(Records)
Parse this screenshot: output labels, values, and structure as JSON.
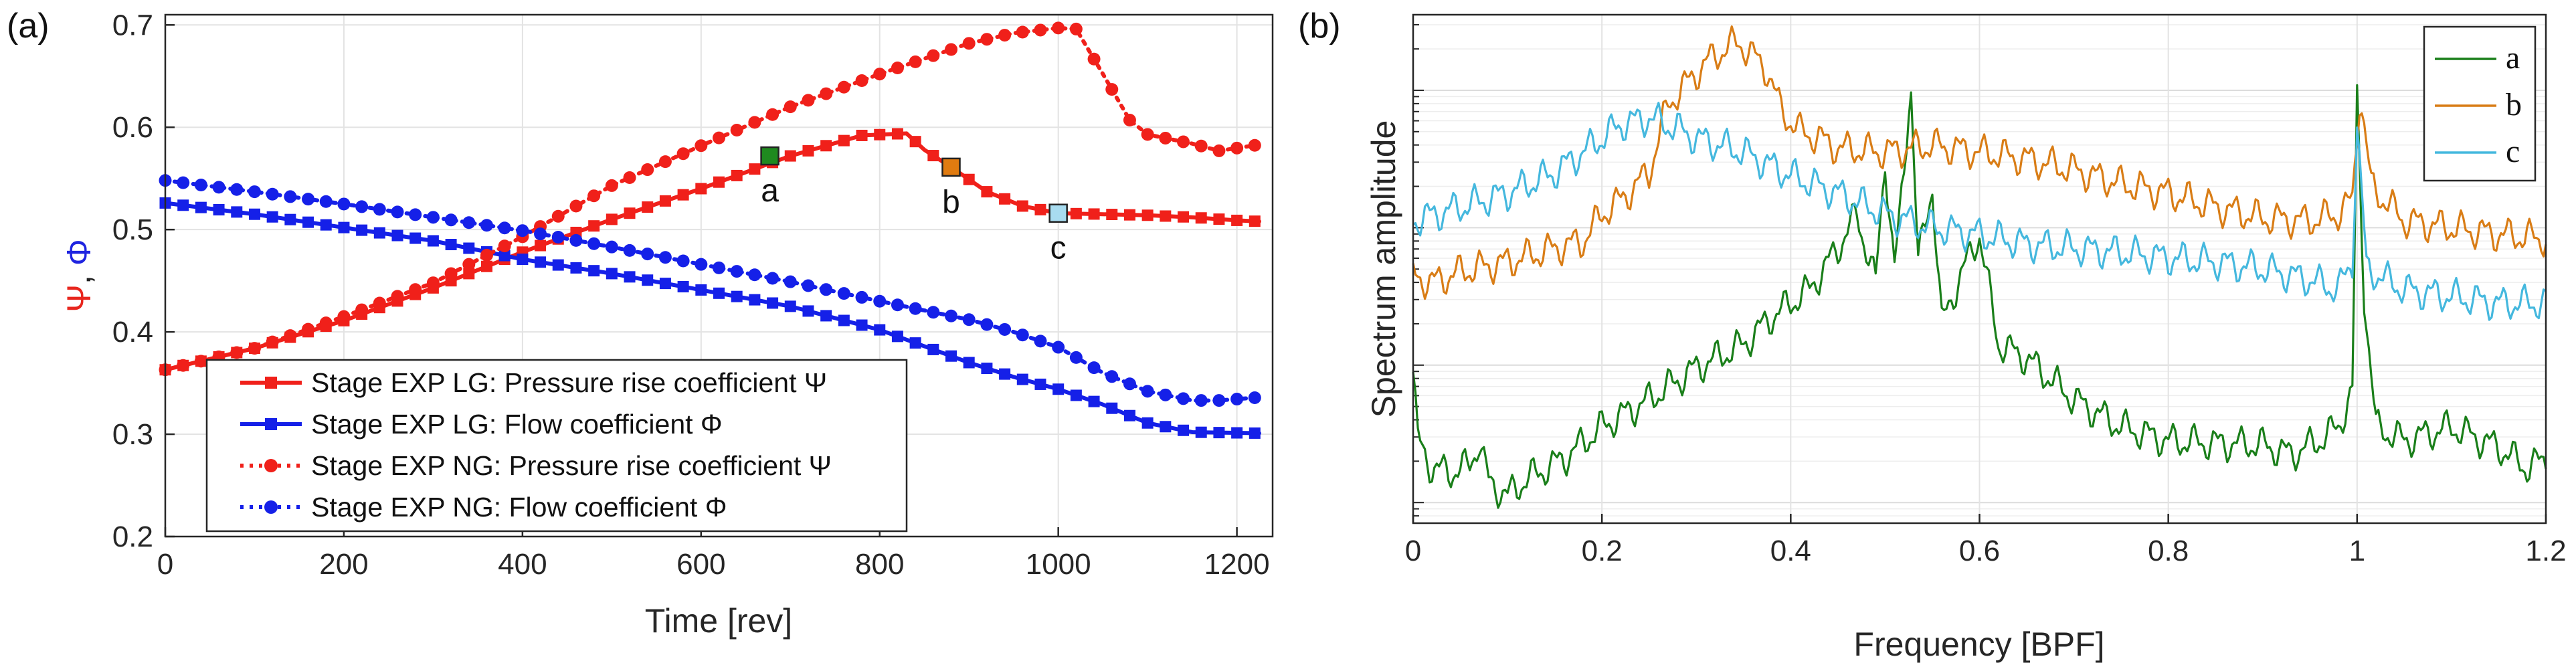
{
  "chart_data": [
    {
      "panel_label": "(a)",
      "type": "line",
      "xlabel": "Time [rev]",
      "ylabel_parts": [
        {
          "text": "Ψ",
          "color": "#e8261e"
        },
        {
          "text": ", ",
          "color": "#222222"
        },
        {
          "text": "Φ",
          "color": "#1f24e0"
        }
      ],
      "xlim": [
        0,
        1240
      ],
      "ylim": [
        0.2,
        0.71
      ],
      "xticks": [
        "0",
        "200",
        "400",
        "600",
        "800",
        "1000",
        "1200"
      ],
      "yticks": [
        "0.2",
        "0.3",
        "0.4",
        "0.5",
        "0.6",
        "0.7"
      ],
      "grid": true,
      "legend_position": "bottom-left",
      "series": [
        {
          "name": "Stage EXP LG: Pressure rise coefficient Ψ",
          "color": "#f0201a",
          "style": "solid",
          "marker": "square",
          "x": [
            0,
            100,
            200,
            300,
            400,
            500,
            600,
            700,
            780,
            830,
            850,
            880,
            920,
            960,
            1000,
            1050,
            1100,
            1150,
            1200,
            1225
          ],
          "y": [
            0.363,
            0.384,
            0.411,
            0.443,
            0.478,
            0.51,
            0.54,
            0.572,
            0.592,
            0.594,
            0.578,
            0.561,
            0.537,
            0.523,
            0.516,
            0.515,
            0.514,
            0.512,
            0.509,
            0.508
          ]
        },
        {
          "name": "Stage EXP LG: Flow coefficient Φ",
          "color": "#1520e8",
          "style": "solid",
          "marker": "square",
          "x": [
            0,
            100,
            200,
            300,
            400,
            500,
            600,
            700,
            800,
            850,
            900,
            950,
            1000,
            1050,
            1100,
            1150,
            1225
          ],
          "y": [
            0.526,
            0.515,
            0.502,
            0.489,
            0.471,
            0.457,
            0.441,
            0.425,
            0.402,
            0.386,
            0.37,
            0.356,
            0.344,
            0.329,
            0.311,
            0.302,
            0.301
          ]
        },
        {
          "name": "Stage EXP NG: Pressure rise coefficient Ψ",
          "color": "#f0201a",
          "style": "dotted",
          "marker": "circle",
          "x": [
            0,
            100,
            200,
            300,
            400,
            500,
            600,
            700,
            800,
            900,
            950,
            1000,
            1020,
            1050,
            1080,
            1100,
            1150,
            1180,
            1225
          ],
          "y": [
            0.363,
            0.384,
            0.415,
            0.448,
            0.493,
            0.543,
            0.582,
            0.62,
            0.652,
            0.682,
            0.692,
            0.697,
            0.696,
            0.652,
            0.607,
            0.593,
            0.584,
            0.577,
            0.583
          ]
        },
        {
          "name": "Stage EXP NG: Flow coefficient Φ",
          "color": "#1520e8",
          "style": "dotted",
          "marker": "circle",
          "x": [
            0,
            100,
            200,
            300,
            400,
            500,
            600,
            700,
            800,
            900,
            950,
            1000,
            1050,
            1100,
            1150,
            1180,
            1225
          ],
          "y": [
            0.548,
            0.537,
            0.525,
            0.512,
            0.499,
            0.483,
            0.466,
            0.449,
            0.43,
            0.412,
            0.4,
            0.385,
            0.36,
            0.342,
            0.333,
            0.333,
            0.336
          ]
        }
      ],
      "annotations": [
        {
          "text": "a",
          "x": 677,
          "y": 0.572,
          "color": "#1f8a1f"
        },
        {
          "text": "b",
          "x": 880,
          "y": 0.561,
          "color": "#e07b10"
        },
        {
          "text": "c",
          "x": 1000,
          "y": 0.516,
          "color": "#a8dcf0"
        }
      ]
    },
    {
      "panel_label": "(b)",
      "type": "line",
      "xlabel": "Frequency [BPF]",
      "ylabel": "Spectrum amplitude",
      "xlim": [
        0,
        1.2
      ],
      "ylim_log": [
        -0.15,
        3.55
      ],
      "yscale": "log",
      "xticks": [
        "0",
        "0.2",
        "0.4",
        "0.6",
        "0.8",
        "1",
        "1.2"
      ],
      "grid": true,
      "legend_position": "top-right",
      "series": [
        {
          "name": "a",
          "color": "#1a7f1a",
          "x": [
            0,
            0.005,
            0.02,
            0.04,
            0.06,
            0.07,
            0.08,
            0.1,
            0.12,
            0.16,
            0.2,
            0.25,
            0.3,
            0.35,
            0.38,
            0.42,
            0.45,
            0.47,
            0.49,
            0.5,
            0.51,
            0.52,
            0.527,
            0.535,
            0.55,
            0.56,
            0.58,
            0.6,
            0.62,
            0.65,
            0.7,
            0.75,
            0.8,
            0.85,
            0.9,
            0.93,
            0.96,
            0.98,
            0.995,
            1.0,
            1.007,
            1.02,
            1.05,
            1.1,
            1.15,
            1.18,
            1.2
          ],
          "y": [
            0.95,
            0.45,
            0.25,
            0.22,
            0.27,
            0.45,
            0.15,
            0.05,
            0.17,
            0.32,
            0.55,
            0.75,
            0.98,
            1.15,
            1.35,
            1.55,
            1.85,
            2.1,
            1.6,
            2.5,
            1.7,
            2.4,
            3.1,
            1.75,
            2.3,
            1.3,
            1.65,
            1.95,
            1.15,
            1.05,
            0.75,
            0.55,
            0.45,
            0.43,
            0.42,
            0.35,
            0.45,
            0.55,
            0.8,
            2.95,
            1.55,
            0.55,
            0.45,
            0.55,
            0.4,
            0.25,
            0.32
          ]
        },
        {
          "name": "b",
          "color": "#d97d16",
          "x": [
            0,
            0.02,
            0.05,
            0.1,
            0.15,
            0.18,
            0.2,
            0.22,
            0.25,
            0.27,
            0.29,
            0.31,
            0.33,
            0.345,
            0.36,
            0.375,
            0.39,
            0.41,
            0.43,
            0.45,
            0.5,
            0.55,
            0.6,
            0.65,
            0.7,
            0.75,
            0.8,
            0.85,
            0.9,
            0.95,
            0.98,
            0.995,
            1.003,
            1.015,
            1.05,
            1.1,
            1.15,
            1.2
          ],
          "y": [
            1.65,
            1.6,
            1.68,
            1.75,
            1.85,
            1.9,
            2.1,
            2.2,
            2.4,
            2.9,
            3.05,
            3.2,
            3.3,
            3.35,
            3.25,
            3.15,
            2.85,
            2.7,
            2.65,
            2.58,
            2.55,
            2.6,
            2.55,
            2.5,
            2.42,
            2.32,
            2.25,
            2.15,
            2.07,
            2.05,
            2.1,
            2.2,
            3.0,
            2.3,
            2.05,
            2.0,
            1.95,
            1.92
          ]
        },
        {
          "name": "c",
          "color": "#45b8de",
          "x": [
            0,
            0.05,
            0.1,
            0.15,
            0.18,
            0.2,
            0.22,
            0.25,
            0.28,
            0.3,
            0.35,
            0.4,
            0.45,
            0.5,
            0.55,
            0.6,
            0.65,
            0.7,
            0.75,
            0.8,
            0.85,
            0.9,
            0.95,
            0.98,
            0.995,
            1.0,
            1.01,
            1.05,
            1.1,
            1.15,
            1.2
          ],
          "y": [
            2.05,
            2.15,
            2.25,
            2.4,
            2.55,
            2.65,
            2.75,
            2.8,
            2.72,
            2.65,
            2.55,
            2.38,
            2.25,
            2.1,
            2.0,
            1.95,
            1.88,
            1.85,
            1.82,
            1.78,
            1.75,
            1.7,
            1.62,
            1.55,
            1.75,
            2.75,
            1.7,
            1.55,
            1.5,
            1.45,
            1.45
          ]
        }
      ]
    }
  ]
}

* What is being asked *
Restate the entire listing word for word, excluding pictures.

* Result *
Parse this screenshot: output labels, values, and structure as JSON.
{
  "chart_data": [
    {
      "panel_label": "(a)",
      "type": "line",
      "xlabel": "Time [rev]",
      "ylabel_parts": [
        {
          "text": "Ψ",
          "color": "#e8261e"
        },
        {
          "text": ", ",
          "color": "#222222"
        },
        {
          "text": "Φ",
          "color": "#1f24e0"
        }
      ],
      "xlim": [
        0,
        1240
      ],
      "ylim": [
        0.2,
        0.71
      ],
      "xticks": [
        "0",
        "200",
        "400",
        "600",
        "800",
        "1000",
        "1200"
      ],
      "yticks": [
        "0.2",
        "0.3",
        "0.4",
        "0.5",
        "0.6",
        "0.7"
      ],
      "grid": true,
      "legend_position": "bottom-left",
      "series": [
        {
          "name": "Stage EXP LG: Pressure rise coefficient Ψ",
          "color": "#f0201a",
          "style": "solid",
          "marker": "square",
          "x": [
            0,
            100,
            200,
            300,
            400,
            500,
            600,
            700,
            780,
            830,
            850,
            880,
            920,
            960,
            1000,
            1050,
            1100,
            1150,
            1200,
            1225
          ],
          "y": [
            0.363,
            0.384,
            0.411,
            0.443,
            0.478,
            0.51,
            0.54,
            0.572,
            0.592,
            0.594,
            0.578,
            0.561,
            0.537,
            0.523,
            0.516,
            0.515,
            0.514,
            0.512,
            0.509,
            0.508
          ]
        },
        {
          "name": "Stage EXP LG: Flow coefficient Φ",
          "color": "#1520e8",
          "style": "solid",
          "marker": "square",
          "x": [
            0,
            100,
            200,
            300,
            400,
            500,
            600,
            700,
            800,
            850,
            900,
            950,
            1000,
            1050,
            1100,
            1150,
            1225
          ],
          "y": [
            0.526,
            0.515,
            0.502,
            0.489,
            0.471,
            0.457,
            0.441,
            0.425,
            0.402,
            0.386,
            0.37,
            0.356,
            0.344,
            0.329,
            0.311,
            0.302,
            0.301
          ]
        },
        {
          "name": "Stage EXP NG: Pressure rise coefficient Ψ",
          "color": "#f0201a",
          "style": "dotted",
          "marker": "circle",
          "x": [
            0,
            100,
            200,
            300,
            400,
            500,
            600,
            700,
            800,
            900,
            950,
            1000,
            1020,
            1050,
            1080,
            1100,
            1150,
            1180,
            1225
          ],
          "y": [
            0.363,
            0.384,
            0.415,
            0.448,
            0.493,
            0.543,
            0.582,
            0.62,
            0.652,
            0.682,
            0.692,
            0.697,
            0.696,
            0.652,
            0.607,
            0.593,
            0.584,
            0.577,
            0.583
          ]
        },
        {
          "name": "Stage EXP NG: Flow coefficient Φ",
          "color": "#1520e8",
          "style": "dotted",
          "marker": "circle",
          "x": [
            0,
            100,
            200,
            300,
            400,
            500,
            600,
            700,
            800,
            900,
            950,
            1000,
            1050,
            1100,
            1150,
            1180,
            1225
          ],
          "y": [
            0.548,
            0.537,
            0.525,
            0.512,
            0.499,
            0.483,
            0.466,
            0.449,
            0.43,
            0.412,
            0.4,
            0.385,
            0.36,
            0.342,
            0.333,
            0.333,
            0.336
          ]
        }
      ],
      "annotations": [
        {
          "text": "a",
          "x": 677,
          "y": 0.572,
          "color": "#1f8a1f"
        },
        {
          "text": "b",
          "x": 880,
          "y": 0.561,
          "color": "#e07b10"
        },
        {
          "text": "c",
          "x": 1000,
          "y": 0.516,
          "color": "#a8dcf0"
        }
      ]
    },
    {
      "panel_label": "(b)",
      "type": "line",
      "xlabel": "Frequency [BPF]",
      "ylabel": "Spectrum amplitude",
      "xlim": [
        0,
        1.2
      ],
      "ylim_log": [
        -0.15,
        3.55
      ],
      "yscale": "log",
      "xticks": [
        "0",
        "0.2",
        "0.4",
        "0.6",
        "0.8",
        "1",
        "1.2"
      ],
      "grid": true,
      "legend_position": "top-right",
      "series": [
        {
          "name": "a",
          "color": "#1a7f1a",
          "x": [
            0,
            0.005,
            0.02,
            0.04,
            0.06,
            0.07,
            0.08,
            0.1,
            0.12,
            0.16,
            0.2,
            0.25,
            0.3,
            0.35,
            0.38,
            0.42,
            0.45,
            0.47,
            0.49,
            0.5,
            0.51,
            0.52,
            0.527,
            0.535,
            0.55,
            0.56,
            0.58,
            0.6,
            0.62,
            0.65,
            0.7,
            0.75,
            0.8,
            0.85,
            0.9,
            0.93,
            0.96,
            0.98,
            0.995,
            1.0,
            1.007,
            1.02,
            1.05,
            1.1,
            1.15,
            1.18,
            1.2
          ],
          "y": [
            0.95,
            0.45,
            0.25,
            0.22,
            0.27,
            0.45,
            0.15,
            0.05,
            0.17,
            0.32,
            0.55,
            0.75,
            0.98,
            1.15,
            1.35,
            1.55,
            1.85,
            2.1,
            1.6,
            2.5,
            1.7,
            2.4,
            3.1,
            1.75,
            2.3,
            1.3,
            1.65,
            1.95,
            1.15,
            1.05,
            0.75,
            0.55,
            0.45,
            0.43,
            0.42,
            0.35,
            0.45,
            0.55,
            0.8,
            2.95,
            1.55,
            0.55,
            0.45,
            0.55,
            0.4,
            0.25,
            0.32
          ]
        },
        {
          "name": "b",
          "color": "#d97d16",
          "x": [
            0,
            0.02,
            0.05,
            0.1,
            0.15,
            0.18,
            0.2,
            0.22,
            0.25,
            0.27,
            0.29,
            0.31,
            0.33,
            0.345,
            0.36,
            0.375,
            0.39,
            0.41,
            0.43,
            0.45,
            0.5,
            0.55,
            0.6,
            0.65,
            0.7,
            0.75,
            0.8,
            0.85,
            0.9,
            0.95,
            0.98,
            0.995,
            1.003,
            1.015,
            1.05,
            1.1,
            1.15,
            1.2
          ],
          "y": [
            1.65,
            1.6,
            1.68,
            1.75,
            1.85,
            1.9,
            2.1,
            2.2,
            2.4,
            2.9,
            3.05,
            3.2,
            3.3,
            3.35,
            3.25,
            3.15,
            2.85,
            2.7,
            2.65,
            2.58,
            2.55,
            2.6,
            2.55,
            2.5,
            2.42,
            2.32,
            2.25,
            2.15,
            2.07,
            2.05,
            2.1,
            2.2,
            3.0,
            2.3,
            2.05,
            2.0,
            1.95,
            1.92
          ]
        },
        {
          "name": "c",
          "color": "#45b8de",
          "x": [
            0,
            0.05,
            0.1,
            0.15,
            0.18,
            0.2,
            0.22,
            0.25,
            0.28,
            0.3,
            0.35,
            0.4,
            0.45,
            0.5,
            0.55,
            0.6,
            0.65,
            0.7,
            0.75,
            0.8,
            0.85,
            0.9,
            0.95,
            0.98,
            0.995,
            1.0,
            1.01,
            1.05,
            1.1,
            1.15,
            1.2
          ],
          "y": [
            2.05,
            2.15,
            2.25,
            2.4,
            2.55,
            2.65,
            2.75,
            2.8,
            2.72,
            2.65,
            2.55,
            2.38,
            2.25,
            2.1,
            2.0,
            1.95,
            1.88,
            1.85,
            1.82,
            1.78,
            1.75,
            1.7,
            1.62,
            1.55,
            1.75,
            2.75,
            1.7,
            1.55,
            1.5,
            1.45,
            1.45
          ]
        }
      ]
    }
  ]
}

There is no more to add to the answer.